**DIRECTION:** Pictures do not belong in the copy. Return all of the entries exactly.

* Begin *

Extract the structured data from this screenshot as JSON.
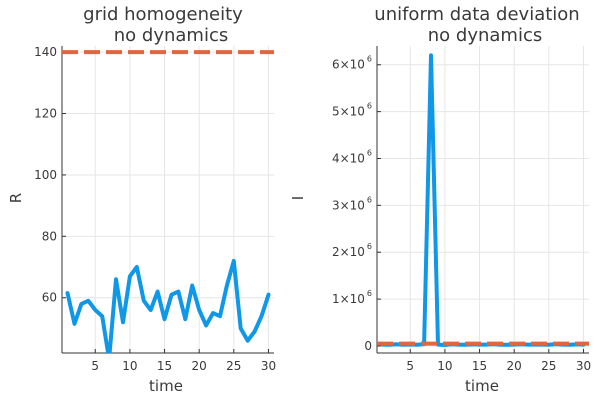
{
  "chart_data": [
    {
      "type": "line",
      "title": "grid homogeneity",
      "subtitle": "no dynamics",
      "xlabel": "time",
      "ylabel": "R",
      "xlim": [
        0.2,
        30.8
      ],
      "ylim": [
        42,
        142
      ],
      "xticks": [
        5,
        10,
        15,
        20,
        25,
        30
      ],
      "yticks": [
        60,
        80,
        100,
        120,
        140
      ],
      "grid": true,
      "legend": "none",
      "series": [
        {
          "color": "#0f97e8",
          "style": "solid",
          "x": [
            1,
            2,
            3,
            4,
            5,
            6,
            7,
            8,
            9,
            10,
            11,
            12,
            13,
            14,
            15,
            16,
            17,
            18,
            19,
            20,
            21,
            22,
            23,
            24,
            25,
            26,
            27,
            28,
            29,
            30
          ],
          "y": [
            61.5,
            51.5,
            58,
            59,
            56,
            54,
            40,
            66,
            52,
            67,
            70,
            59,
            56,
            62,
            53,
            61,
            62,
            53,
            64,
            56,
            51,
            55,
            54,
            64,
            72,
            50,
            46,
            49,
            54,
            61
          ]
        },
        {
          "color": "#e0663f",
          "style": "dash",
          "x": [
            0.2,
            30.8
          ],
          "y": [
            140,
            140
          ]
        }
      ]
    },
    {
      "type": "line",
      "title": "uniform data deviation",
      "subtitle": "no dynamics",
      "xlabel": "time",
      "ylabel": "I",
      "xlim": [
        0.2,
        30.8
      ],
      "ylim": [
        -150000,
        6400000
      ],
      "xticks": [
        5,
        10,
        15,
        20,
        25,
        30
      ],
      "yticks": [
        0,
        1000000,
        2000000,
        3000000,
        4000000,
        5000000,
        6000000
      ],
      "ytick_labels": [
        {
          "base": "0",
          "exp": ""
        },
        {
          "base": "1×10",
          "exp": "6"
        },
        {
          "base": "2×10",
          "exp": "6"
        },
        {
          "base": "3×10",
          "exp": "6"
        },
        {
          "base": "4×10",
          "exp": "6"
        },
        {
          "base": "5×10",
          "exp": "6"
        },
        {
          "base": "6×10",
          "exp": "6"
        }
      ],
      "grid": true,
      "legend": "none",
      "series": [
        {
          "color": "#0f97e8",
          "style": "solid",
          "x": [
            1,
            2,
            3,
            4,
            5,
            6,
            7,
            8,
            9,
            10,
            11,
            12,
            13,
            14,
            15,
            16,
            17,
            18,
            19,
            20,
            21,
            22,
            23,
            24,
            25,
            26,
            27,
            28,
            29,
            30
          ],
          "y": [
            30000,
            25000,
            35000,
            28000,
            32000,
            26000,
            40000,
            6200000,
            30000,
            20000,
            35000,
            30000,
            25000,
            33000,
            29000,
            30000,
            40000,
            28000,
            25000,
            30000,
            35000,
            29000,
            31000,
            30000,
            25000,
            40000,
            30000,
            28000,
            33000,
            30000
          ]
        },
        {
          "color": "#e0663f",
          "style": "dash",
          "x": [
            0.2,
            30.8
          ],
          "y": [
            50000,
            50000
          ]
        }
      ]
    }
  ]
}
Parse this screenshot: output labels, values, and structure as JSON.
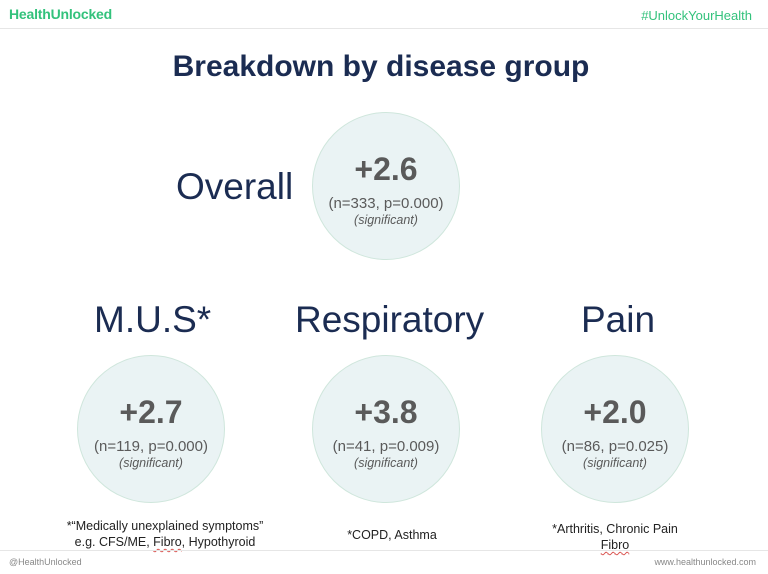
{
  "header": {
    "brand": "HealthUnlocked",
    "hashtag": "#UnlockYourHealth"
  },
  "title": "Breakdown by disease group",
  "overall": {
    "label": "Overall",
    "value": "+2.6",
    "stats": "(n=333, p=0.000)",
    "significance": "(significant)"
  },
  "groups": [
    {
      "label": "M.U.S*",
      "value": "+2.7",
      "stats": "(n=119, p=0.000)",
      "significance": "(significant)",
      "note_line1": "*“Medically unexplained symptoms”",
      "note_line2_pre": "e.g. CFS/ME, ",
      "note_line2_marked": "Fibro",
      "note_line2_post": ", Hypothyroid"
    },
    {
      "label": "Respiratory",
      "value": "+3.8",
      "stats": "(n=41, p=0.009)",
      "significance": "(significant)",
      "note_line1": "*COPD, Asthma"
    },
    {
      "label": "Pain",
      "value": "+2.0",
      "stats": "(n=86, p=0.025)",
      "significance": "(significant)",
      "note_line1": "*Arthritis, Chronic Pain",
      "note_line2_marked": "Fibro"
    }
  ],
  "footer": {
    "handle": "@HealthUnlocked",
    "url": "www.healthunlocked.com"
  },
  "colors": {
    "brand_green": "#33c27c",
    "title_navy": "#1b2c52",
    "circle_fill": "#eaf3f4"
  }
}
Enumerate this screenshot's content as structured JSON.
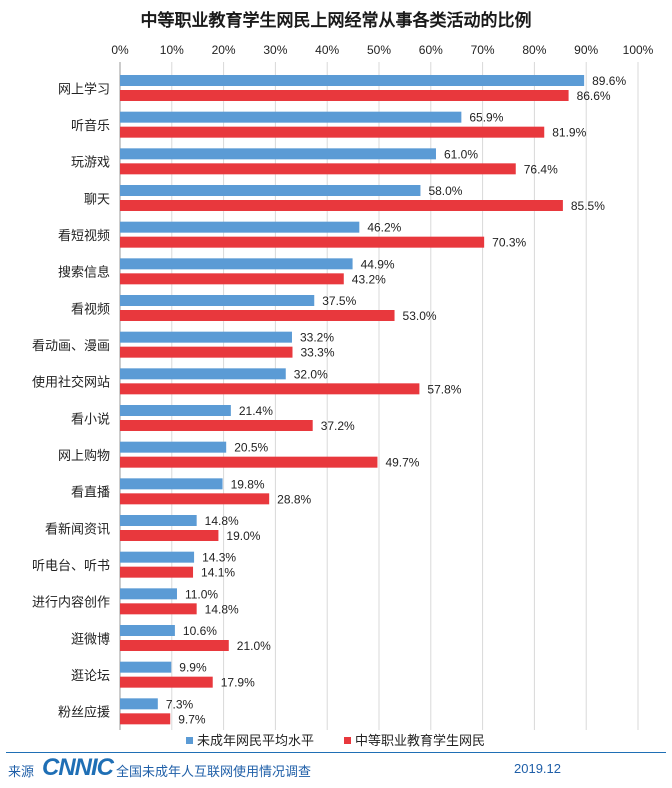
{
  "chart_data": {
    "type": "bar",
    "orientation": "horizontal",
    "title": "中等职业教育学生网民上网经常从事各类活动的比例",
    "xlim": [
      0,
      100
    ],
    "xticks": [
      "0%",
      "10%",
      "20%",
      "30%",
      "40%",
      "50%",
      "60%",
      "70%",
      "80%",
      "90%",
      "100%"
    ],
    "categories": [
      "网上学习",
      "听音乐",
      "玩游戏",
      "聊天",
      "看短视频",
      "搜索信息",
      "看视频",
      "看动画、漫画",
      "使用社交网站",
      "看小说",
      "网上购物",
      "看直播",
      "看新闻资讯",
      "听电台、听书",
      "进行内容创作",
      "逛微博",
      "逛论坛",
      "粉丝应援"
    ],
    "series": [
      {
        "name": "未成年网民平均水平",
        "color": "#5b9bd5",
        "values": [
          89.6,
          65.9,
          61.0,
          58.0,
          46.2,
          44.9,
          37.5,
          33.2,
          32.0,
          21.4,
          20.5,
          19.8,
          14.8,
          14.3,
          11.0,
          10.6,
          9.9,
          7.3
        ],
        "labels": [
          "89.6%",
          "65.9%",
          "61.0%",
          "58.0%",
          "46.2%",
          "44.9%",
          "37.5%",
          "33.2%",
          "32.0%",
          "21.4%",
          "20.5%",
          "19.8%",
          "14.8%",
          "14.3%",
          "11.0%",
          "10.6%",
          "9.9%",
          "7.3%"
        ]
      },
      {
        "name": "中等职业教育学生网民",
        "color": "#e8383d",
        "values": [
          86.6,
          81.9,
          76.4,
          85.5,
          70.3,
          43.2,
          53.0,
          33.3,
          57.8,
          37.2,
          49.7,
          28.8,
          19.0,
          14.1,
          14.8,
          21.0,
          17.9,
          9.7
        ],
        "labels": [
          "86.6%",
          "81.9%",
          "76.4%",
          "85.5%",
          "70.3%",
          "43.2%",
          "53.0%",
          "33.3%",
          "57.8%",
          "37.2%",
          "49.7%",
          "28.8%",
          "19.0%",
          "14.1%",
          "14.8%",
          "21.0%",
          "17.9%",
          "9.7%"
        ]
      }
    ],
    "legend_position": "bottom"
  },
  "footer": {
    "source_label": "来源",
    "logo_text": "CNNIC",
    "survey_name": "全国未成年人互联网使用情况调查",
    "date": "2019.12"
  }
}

* End *

**RESPONSE TO THE EXERCISE:**
Extract the structured data from this screenshot as JSON.
{
  "chart_data": [
    {
      "type": "line",
      "title": "grid homogeneity",
      "subtitle": "no dynamics",
      "xlabel": "time",
      "ylabel": "R",
      "xlim": [
        0.2,
        30.8
      ],
      "ylim": [
        42,
        142
      ],
      "xticks": [
        5,
        10,
        15,
        20,
        25,
        30
      ],
      "yticks": [
        60,
        80,
        100,
        120,
        140
      ],
      "grid": true,
      "legend": "none",
      "series": [
        {
          "color": "#0f97e8",
          "style": "solid",
          "x": [
            1,
            2,
            3,
            4,
            5,
            6,
            7,
            8,
            9,
            10,
            11,
            12,
            13,
            14,
            15,
            16,
            17,
            18,
            19,
            20,
            21,
            22,
            23,
            24,
            25,
            26,
            27,
            28,
            29,
            30
          ],
          "y": [
            61.5,
            51.5,
            58,
            59,
            56,
            54,
            40,
            66,
            52,
            67,
            70,
            59,
            56,
            62,
            53,
            61,
            62,
            53,
            64,
            56,
            51,
            55,
            54,
            64,
            72,
            50,
            46,
            49,
            54,
            61
          ]
        },
        {
          "color": "#e0663f",
          "style": "dash",
          "x": [
            0.2,
            30.8
          ],
          "y": [
            140,
            140
          ]
        }
      ]
    },
    {
      "type": "line",
      "title": "uniform data deviation",
      "subtitle": "no dynamics",
      "xlabel": "time",
      "ylabel": "I",
      "xlim": [
        0.2,
        30.8
      ],
      "ylim": [
        -150000,
        6400000
      ],
      "xticks": [
        5,
        10,
        15,
        20,
        25,
        30
      ],
      "yticks": [
        0,
        1000000,
        2000000,
        3000000,
        4000000,
        5000000,
        6000000
      ],
      "ytick_labels": [
        {
          "base": "0",
          "exp": ""
        },
        {
          "base": "1×10",
          "exp": "6"
        },
        {
          "base": "2×10",
          "exp": "6"
        },
        {
          "base": "3×10",
          "exp": "6"
        },
        {
          "base": "4×10",
          "exp": "6"
        },
        {
          "base": "5×10",
          "exp": "6"
        },
        {
          "base": "6×10",
          "exp": "6"
        }
      ],
      "grid": true,
      "legend": "none",
      "series": [
        {
          "color": "#0f97e8",
          "style": "solid",
          "x": [
            1,
            2,
            3,
            4,
            5,
            6,
            7,
            8,
            9,
            10,
            11,
            12,
            13,
            14,
            15,
            16,
            17,
            18,
            19,
            20,
            21,
            22,
            23,
            24,
            25,
            26,
            27,
            28,
            29,
            30
          ],
          "y": [
            30000,
            25000,
            35000,
            28000,
            32000,
            26000,
            40000,
            6200000,
            30000,
            20000,
            35000,
            30000,
            25000,
            33000,
            29000,
            30000,
            40000,
            28000,
            25000,
            30000,
            35000,
            29000,
            31000,
            30000,
            25000,
            40000,
            30000,
            28000,
            33000,
            30000
          ]
        },
        {
          "color": "#e0663f",
          "style": "dash",
          "x": [
            0.2,
            30.8
          ],
          "y": [
            50000,
            50000
          ]
        }
      ]
    }
  ]
}
Parse this screenshot: output labels, values, and structure as JSON.
{
  "header": {
    "brand": "HealthUnlocked",
    "hashtag": "#UnlockYourHealth"
  },
  "title": "Breakdown by disease group",
  "overall": {
    "label": "Overall",
    "value": "+2.6",
    "stats": "(n=333, p=0.000)",
    "significance": "(significant)"
  },
  "groups": [
    {
      "label": "M.U.S*",
      "value": "+2.7",
      "stats": "(n=119, p=0.000)",
      "significance": "(significant)",
      "note_line1": "*“Medically unexplained symptoms”",
      "note_line2_pre": "e.g. CFS/ME, ",
      "note_line2_marked": "Fibro",
      "note_line2_post": ", Hypothyroid"
    },
    {
      "label": "Respiratory",
      "value": "+3.8",
      "stats": "(n=41, p=0.009)",
      "significance": "(significant)",
      "note_line1": "*COPD, Asthma"
    },
    {
      "label": "Pain",
      "value": "+2.0",
      "stats": "(n=86, p=0.025)",
      "significance": "(significant)",
      "note_line1": "*Arthritis, Chronic Pain",
      "note_line2_marked": "Fibro"
    }
  ],
  "footer": {
    "handle": "@HealthUnlocked",
    "url": "www.healthunlocked.com"
  },
  "colors": {
    "brand_green": "#33c27c",
    "title_navy": "#1b2c52",
    "circle_fill": "#eaf3f4"
  }
}
Enumerate this screenshot's content as structured JSON.
{
  "chart_data": {
    "type": "bar",
    "orientation": "horizontal",
    "title": "中等职业教育学生网民上网经常从事各类活动的比例",
    "xlim": [
      0,
      100
    ],
    "xticks": [
      "0%",
      "10%",
      "20%",
      "30%",
      "40%",
      "50%",
      "60%",
      "70%",
      "80%",
      "90%",
      "100%"
    ],
    "categories": [
      "网上学习",
      "听音乐",
      "玩游戏",
      "聊天",
      "看短视频",
      "搜索信息",
      "看视频",
      "看动画、漫画",
      "使用社交网站",
      "看小说",
      "网上购物",
      "看直播",
      "看新闻资讯",
      "听电台、听书",
      "进行内容创作",
      "逛微博",
      "逛论坛",
      "粉丝应援"
    ],
    "series": [
      {
        "name": "未成年网民平均水平",
        "color": "#5b9bd5",
        "values": [
          89.6,
          65.9,
          61.0,
          58.0,
          46.2,
          44.9,
          37.5,
          33.2,
          32.0,
          21.4,
          20.5,
          19.8,
          14.8,
          14.3,
          11.0,
          10.6,
          9.9,
          7.3
        ],
        "labels": [
          "89.6%",
          "65.9%",
          "61.0%",
          "58.0%",
          "46.2%",
          "44.9%",
          "37.5%",
          "33.2%",
          "32.0%",
          "21.4%",
          "20.5%",
          "19.8%",
          "14.8%",
          "14.3%",
          "11.0%",
          "10.6%",
          "9.9%",
          "7.3%"
        ]
      },
      {
        "name": "中等职业教育学生网民",
        "color": "#e8383d",
        "values": [
          86.6,
          81.9,
          76.4,
          85.5,
          70.3,
          43.2,
          53.0,
          33.3,
          57.8,
          37.2,
          49.7,
          28.8,
          19.0,
          14.1,
          14.8,
          21.0,
          17.9,
          9.7
        ],
        "labels": [
          "86.6%",
          "81.9%",
          "76.4%",
          "85.5%",
          "70.3%",
          "43.2%",
          "53.0%",
          "33.3%",
          "57.8%",
          "37.2%",
          "49.7%",
          "28.8%",
          "19.0%",
          "14.1%",
          "14.8%",
          "21.0%",
          "17.9%",
          "9.7%"
        ]
      }
    ],
    "legend_position": "bottom"
  },
  "footer": {
    "source_label": "来源",
    "logo_text": "CNNIC",
    "survey_name": "全国未成年人互联网使用情况调查",
    "date": "2019.12"
  }
}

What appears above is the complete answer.